> **YOUR INSTRUCTIONS**: Establish how many lines in the material include the string "بازرگانی" and report it as a lone number.

Collected data entries:
#####

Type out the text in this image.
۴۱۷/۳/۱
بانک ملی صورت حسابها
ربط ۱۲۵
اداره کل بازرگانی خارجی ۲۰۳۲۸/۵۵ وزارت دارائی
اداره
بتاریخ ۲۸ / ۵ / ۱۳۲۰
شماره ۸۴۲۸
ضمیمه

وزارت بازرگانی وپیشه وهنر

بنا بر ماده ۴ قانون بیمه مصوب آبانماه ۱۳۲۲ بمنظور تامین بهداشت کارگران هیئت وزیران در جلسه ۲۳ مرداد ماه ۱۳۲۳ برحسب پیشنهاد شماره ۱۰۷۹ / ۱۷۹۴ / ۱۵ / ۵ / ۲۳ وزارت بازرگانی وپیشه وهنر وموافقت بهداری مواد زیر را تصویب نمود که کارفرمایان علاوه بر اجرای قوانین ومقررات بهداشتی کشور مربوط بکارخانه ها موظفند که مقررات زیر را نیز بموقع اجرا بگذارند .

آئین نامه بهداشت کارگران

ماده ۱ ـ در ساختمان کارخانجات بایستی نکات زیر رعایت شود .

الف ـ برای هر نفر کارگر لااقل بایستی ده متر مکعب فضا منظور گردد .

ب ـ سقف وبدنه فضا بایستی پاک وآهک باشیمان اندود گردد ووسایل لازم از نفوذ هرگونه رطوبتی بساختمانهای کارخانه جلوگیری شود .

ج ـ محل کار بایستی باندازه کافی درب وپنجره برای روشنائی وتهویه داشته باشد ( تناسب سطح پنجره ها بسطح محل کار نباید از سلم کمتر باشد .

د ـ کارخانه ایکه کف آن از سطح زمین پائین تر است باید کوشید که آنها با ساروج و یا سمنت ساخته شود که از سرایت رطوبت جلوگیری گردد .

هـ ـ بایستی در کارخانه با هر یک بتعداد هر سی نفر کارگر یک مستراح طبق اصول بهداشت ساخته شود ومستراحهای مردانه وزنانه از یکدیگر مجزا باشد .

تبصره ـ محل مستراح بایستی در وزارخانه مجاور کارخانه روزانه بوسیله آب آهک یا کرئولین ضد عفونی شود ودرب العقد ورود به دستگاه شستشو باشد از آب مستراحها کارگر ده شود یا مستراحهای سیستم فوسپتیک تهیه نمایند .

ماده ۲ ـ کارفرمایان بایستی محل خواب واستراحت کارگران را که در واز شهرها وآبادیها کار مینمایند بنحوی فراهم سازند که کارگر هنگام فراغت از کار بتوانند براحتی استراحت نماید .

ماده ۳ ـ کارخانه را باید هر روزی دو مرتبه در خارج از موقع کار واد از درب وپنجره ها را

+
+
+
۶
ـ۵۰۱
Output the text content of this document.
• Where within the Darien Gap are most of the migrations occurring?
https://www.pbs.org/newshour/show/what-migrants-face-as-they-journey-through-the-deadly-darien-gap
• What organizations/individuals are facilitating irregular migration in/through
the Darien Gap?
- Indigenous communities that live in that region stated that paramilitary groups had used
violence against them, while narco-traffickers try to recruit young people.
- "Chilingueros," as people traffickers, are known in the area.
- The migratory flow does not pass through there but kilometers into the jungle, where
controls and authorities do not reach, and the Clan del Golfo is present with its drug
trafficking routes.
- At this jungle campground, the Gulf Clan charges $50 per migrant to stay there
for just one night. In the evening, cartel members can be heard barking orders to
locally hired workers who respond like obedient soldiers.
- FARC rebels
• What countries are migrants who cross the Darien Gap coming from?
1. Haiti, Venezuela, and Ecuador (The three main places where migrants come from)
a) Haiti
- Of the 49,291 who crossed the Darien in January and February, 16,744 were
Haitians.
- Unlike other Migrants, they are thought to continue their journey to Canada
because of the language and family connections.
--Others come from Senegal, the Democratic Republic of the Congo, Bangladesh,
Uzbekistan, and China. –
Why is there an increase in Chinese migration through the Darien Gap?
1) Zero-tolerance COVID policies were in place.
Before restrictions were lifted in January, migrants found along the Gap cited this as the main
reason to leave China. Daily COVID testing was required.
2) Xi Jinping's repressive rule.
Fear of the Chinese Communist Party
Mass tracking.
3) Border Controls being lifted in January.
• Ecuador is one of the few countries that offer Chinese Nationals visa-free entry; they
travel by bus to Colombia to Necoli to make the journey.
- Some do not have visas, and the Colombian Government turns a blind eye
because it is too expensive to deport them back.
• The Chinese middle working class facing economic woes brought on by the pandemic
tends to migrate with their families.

#####

> **CORRECT RESULT**: 3